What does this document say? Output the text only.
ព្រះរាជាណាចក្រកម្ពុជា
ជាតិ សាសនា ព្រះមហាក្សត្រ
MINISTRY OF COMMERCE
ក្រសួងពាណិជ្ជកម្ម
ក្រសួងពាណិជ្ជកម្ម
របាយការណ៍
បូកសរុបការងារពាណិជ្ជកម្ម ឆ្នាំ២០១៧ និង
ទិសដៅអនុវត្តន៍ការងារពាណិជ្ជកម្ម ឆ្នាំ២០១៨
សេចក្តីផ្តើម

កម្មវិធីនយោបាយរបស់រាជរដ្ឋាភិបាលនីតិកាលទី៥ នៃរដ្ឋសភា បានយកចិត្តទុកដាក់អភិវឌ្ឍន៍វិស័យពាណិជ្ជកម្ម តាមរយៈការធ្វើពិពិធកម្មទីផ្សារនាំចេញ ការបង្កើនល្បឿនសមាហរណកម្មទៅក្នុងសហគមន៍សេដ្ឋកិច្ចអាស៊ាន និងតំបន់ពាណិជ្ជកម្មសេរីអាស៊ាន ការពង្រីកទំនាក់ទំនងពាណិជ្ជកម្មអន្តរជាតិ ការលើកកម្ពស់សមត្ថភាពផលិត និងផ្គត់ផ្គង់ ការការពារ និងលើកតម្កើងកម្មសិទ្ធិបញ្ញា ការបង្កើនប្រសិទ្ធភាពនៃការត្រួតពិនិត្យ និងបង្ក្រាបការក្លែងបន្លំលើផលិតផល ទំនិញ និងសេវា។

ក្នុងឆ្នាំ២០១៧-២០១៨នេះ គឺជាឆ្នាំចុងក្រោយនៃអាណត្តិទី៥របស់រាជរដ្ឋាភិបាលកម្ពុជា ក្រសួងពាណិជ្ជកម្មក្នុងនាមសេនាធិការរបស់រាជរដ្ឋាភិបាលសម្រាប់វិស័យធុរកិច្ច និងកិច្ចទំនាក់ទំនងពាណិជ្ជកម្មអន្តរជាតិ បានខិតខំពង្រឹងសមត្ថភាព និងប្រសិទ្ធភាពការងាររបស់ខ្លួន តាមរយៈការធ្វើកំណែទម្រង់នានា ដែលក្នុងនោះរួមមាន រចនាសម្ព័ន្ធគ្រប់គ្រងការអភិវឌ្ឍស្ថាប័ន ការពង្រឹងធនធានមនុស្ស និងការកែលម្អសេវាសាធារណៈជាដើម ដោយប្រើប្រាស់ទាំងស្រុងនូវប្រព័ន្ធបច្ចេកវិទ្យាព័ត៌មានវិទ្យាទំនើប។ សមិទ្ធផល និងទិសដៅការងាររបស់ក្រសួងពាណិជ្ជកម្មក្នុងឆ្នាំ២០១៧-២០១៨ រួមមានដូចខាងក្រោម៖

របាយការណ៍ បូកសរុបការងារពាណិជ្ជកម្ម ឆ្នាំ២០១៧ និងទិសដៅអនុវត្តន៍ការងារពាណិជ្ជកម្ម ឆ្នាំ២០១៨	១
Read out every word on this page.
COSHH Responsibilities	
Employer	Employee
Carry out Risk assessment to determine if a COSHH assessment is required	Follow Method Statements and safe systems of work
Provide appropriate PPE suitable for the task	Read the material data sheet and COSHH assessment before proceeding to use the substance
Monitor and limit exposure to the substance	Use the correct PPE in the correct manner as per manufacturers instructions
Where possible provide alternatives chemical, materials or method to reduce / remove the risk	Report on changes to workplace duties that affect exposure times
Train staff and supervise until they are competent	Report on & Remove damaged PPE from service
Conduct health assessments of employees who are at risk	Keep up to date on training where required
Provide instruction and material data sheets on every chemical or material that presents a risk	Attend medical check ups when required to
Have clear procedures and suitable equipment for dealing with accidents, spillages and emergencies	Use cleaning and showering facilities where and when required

- **What is expected**
Each line above must be reproduced exactly as it stands.

- **Written answer**
What does this document say? Output the text only.
ព្រះរាជាណាចក្រកម្ពុជា
ជាតិ សាសនា ព្រះមហាក្សត្រ
MINISTRY OF COMMERCE
ក្រសួងពាណិជ្ជកម្ម
ក្រសួងពាណិជ្ជកម្ម
របាយការណ៍
បូកសរុបការងារពាណិជ្ជកម្ម ឆ្នាំ២០១៧ និង
ទិសដៅអនុវត្តន៍ការងារពាណិជ្ជកម្ម ឆ្នាំ២០១៨
សេចក្តីផ្តើម

កម្មវិធីនយោបាយរបស់រាជរដ្ឋាភិបាលនីតិកាលទី៥ នៃរដ្ឋសភា បានយកចិត្តទុកដាក់អភិវឌ្ឍន៍វិស័យពាណិជ្ជកម្ម តាមរយៈការធ្វើពិពិធកម្មទីផ្សារនាំចេញ ការបង្កើនល្បឿនសមាហរណកម្មទៅក្នុងសហគមន៍សេដ្ឋកិច្ចអាស៊ាន និងតំបន់ពាណិជ្ជកម្មសេរីអាស៊ាន ការពង្រីកទំនាក់ទំនងពាណិជ្ជកម្មអន្តរជាតិ ការលើកកម្ពស់សមត្ថភាពផលិត និងផ្គត់ផ្គង់ ការការពារ និងលើកតម្កើងកម្មសិទ្ធិបញ្ញា ការបង្កើនប្រសិទ្ធភាពនៃការត្រួតពិនិត្យ និងបង្ក្រាបការក្លែងបន្លំលើផលិតផល ទំនិញ និងសេវា។

ក្នុងឆ្នាំ២០១៧-២០១៨នេះ គឺជាឆ្នាំចុងក្រោយនៃអាណត្តិទី៥របស់រាជរដ្ឋាភិបាលកម្ពុជា ក្រសួងពាណិជ្ជកម្មក្នុងនាមសេនាធិការរបស់រាជរដ្ឋាភិបាលសម្រាប់វិស័យធុរកិច្ច និងកិច្ចទំនាក់ទំនងពាណិជ្ជកម្មអន្តរជាតិ បានខិតខំពង្រឹងសមត្ថភាព និងប្រសិទ្ធភាពការងាររបស់ខ្លួន តាមរយៈការធ្វើកំណែទម្រង់នានា ដែលក្នុងនោះរួមមាន រចនាសម្ព័ន្ធគ្រប់គ្រងការអភិវឌ្ឍស្ថាប័ន ការពង្រឹងធនធានមនុស្ស និងការកែលម្អសេវាសាធារណៈជាដើម ដោយប្រើប្រាស់ទាំងស្រុងនូវប្រព័ន្ធបច្ចេកវិទ្យាព័ត៌មានវិទ្យាទំនើប។ សមិទ្ធផល និងទិសដៅការងាររបស់ក្រសួងពាណិជ្ជកម្មក្នុងឆ្នាំ២០១៧-២០១៨ រួមមានដូចខាងក្រោម៖

របាយការណ៍ បូកសរុបការងារពាណិជ្ជកម្ម ឆ្នាំ២០១៧ និងទិសដៅអនុវត្តន៍ការងារពាណិជ្ជកម្ម ឆ្នាំ២០១៨	១
Read out every word on this page.
COSHH Responsibilities	
Employer	Employee
Carry out Risk assessment to determine if a COSHH assessment is required	Follow Method Statements and safe systems of work
Provide appropriate PPE suitable for the task	Read the material data sheet and COSHH assessment before proceeding to use the substance
Monitor and limit exposure to the substance	Use the correct PPE in the correct manner as per manufacturers instructions
Where possible provide alternatives chemical, materials or method to reduce / remove the risk	Report on changes to workplace duties that affect exposure times
Train staff and supervise until they are competent	Report on & Remove damaged PPE from service
Conduct health assessments of employees who are at risk	Keep up to date on training where required
Provide instruction and material data sheets on every chemical or material that presents a risk	Attend medical check ups when required to
Have clear procedures and suitable equipment for dealing with accidents, spillages and emergencies	Use cleaning and showering facilities where and when required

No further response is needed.